Reproduce every record below exactly as it appears.

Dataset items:
[Start]

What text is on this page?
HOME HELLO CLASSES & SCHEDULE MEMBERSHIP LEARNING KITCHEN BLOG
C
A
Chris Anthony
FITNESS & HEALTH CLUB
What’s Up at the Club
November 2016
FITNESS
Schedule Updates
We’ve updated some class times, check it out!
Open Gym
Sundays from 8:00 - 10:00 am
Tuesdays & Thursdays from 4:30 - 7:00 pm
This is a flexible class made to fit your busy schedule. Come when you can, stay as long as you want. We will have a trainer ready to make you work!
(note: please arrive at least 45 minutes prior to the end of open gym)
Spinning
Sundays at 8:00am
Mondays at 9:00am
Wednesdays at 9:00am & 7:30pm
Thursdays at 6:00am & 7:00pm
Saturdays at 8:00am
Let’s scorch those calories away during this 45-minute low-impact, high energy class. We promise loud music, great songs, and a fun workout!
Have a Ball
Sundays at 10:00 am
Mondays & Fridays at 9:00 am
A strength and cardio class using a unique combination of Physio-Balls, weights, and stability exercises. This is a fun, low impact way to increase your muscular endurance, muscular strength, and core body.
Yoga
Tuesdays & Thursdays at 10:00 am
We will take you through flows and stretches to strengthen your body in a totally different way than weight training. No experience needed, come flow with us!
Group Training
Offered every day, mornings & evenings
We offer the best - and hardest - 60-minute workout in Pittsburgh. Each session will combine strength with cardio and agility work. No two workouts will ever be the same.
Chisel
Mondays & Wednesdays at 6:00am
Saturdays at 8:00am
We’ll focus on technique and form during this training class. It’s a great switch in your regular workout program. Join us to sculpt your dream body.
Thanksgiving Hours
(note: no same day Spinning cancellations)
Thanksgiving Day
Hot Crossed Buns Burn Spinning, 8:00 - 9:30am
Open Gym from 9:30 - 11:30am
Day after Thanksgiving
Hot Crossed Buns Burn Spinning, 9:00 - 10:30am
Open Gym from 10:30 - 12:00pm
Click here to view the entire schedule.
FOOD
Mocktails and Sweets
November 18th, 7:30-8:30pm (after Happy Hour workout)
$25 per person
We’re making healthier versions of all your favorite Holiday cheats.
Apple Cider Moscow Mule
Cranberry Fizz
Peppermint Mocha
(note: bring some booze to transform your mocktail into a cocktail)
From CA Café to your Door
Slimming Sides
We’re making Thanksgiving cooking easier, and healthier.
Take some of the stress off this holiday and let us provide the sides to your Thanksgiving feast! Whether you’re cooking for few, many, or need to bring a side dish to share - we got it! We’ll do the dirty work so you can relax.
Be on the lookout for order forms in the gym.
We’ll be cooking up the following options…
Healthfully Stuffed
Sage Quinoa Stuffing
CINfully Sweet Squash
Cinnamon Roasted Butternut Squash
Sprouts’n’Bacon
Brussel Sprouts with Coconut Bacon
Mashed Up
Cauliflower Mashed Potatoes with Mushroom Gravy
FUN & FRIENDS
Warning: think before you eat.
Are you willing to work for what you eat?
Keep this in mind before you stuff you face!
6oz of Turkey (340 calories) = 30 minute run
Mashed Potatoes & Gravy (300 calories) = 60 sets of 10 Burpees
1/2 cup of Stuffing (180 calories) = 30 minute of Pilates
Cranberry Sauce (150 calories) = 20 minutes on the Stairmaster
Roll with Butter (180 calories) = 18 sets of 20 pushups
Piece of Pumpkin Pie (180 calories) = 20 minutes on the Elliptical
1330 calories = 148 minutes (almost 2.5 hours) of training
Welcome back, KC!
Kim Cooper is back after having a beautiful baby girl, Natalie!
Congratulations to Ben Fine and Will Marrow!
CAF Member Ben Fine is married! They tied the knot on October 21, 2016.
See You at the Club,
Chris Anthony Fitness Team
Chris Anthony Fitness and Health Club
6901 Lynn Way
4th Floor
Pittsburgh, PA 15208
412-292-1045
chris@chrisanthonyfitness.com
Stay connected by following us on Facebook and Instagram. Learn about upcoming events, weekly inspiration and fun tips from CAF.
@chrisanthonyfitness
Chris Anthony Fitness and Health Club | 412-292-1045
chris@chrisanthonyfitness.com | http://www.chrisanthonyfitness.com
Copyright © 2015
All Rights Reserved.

[End]

Answer for this exercise:
What text is on this page?
HOME HELLO CLASSES & SCHEDULE MEMBERSHIP LEARNING KITCHEN BLOG
C
A
Chris Anthony
FITNESS & HEALTH CLUB
What’s Up at the Club
November 2016
FITNESS
Schedule Updates
We’ve updated some class times, check it out!
Open Gym
Sundays from 8:00 - 10:00 am
Tuesdays & Thursdays from 4:30 - 7:00 pm
This is a flexible class made to fit your busy schedule. Come when you can, stay as long as you want. We will have a trainer ready to make you work!
(note: please arrive at least 45 minutes prior to the end of open gym)
Spinning
Sundays at 8:00am
Mondays at 9:00am
Wednesdays at 9:00am & 7:30pm
Thursdays at 6:00am & 7:00pm
Saturdays at 8:00am
Let’s scorch those calories away during this 45-minute low-impact, high energy class. We promise loud music, great songs, and a fun workout!
Have a Ball
Sundays at 10:00 am
Mondays & Fridays at 9:00 am
A strength and cardio class using a unique combination of Physio-Balls, weights, and stability exercises. This is a fun, low impact way to increase your muscular endurance, muscular strength, and core body.
Yoga
Tuesdays & Thursdays at 10:00 am
We will take you through flows and stretches to strengthen your body in a totally different way than weight training. No experience needed, come flow with us!
Group Training
Offered every day, mornings & evenings
We offer the best - and hardest - 60-minute workout in Pittsburgh. Each session will combine strength with cardio and agility work. No two workouts will ever be the same.
Chisel
Mondays & Wednesdays at 6:00am
Saturdays at 8:00am
We’ll focus on technique and form during this training class. It’s a great switch in your regular workout program. Join us to sculpt your dream body.
Thanksgiving Hours
(note: no same day Spinning cancellations)
Thanksgiving Day
Hot Crossed Buns Burn Spinning, 8:00 - 9:30am
Open Gym from 9:30 - 11:30am
Day after Thanksgiving
Hot Crossed Buns Burn Spinning, 9:00 - 10:30am
Open Gym from 10:30 - 12:00pm
Click here to view the entire schedule.
FOOD
Mocktails and Sweets
November 18th, 7:30-8:30pm (after Happy Hour workout)
$25 per person
We’re making healthier versions of all your favorite Holiday cheats.
Apple Cider Moscow Mule
Cranberry Fizz
Peppermint Mocha
(note: bring some booze to transform your mocktail into a cocktail)
From CA Café to your Door
Slimming Sides
We’re making Thanksgiving cooking easier, and healthier.
Take some of the stress off this holiday and let us provide the sides to your Thanksgiving feast! Whether you’re cooking for few, many, or need to bring a side dish to share - we got it! We’ll do the dirty work so you can relax.
Be on the lookout for order forms in the gym.
We’ll be cooking up the following options…
Healthfully Stuffed
Sage Quinoa Stuffing
CINfully Sweet Squash
Cinnamon Roasted Butternut Squash
Sprouts’n’Bacon
Brussel Sprouts with Coconut Bacon
Mashed Up
Cauliflower Mashed Potatoes with Mushroom Gravy
FUN & FRIENDS
Warning: think before you eat.
Are you willing to work for what you eat?
Keep this in mind before you stuff you face!
6oz of Turkey (340 calories) = 30 minute run
Mashed Potatoes & Gravy (300 calories) = 60 sets of 10 Burpees
1/2 cup of Stuffing (180 calories) = 30 minute of Pilates
Cranberry Sauce (150 calories) = 20 minutes on the Stairmaster
Roll with Butter (180 calories) = 18 sets of 20 pushups
Piece of Pumpkin Pie (180 calories) = 20 minutes on the Elliptical
1330 calories = 148 minutes (almost 2.5 hours) of training
Welcome back, KC!
Kim Cooper is back after having a beautiful baby girl, Natalie!
Congratulations to Ben Fine and Will Marrow!
CAF Member Ben Fine is married! They tied the knot on October 21, 2016.
See You at the Club,
Chris Anthony Fitness Team
Chris Anthony Fitness and Health Club
6901 Lynn Way
4th Floor
Pittsburgh, PA 15208
412-292-1045
chris@chrisanthonyfitness.com
Stay connected by following us on Facebook and Instagram. Learn about upcoming events, weekly inspiration and fun tips from CAF.
@chrisanthonyfitness
Chris Anthony Fitness and Health Club | 412-292-1045
chris@chrisanthonyfitness.com | http://www.chrisanthonyfitness.com
Copyright © 2015
All Rights Reserved.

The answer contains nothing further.